Given task: Where a line holds the string "functions", return that line.

Data provided:
· · · ·
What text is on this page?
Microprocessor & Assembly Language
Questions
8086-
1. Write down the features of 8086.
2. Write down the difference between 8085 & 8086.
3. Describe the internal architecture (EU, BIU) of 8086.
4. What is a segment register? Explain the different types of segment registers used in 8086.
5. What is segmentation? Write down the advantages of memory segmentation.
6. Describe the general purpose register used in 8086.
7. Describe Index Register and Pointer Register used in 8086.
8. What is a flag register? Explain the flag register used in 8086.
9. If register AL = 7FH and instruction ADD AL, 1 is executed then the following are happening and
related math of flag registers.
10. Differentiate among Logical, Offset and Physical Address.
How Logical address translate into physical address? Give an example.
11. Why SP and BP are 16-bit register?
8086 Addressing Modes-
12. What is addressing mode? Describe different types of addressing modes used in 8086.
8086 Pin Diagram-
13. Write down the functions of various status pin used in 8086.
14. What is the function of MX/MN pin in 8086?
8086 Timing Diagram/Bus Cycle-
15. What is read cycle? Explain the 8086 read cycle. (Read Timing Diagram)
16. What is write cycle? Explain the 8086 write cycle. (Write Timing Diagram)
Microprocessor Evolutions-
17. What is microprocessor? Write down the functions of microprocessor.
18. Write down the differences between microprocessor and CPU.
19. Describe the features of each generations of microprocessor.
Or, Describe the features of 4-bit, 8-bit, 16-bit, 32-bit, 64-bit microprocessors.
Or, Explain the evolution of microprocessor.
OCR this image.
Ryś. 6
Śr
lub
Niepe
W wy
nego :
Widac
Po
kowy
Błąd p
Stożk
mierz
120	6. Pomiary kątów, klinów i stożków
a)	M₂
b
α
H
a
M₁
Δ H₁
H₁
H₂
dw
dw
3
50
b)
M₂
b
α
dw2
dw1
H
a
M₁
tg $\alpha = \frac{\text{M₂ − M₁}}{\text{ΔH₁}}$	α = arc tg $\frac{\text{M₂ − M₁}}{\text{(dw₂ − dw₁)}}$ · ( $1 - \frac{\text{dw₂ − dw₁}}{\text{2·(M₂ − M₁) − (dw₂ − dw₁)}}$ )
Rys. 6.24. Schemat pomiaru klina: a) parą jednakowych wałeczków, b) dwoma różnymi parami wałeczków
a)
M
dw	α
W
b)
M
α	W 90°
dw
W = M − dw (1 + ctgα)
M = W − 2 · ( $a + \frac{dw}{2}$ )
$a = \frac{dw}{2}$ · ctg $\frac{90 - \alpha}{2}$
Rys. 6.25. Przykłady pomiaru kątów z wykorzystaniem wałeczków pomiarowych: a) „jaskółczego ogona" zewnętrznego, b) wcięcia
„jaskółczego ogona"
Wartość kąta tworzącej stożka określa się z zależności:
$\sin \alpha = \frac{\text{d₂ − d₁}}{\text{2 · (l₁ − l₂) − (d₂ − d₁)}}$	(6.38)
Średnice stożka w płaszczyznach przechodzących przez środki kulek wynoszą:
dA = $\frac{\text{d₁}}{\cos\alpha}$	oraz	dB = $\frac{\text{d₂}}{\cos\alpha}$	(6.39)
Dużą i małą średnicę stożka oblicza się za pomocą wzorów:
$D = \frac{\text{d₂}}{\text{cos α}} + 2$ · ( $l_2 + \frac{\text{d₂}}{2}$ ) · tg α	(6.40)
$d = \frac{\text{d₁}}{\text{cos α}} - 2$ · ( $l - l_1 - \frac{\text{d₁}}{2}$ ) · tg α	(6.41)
· · · ·
Response:
13. Write down the functions of various status pin used in 8086.
17. What is microprocessor? Write down the functions of microprocessor.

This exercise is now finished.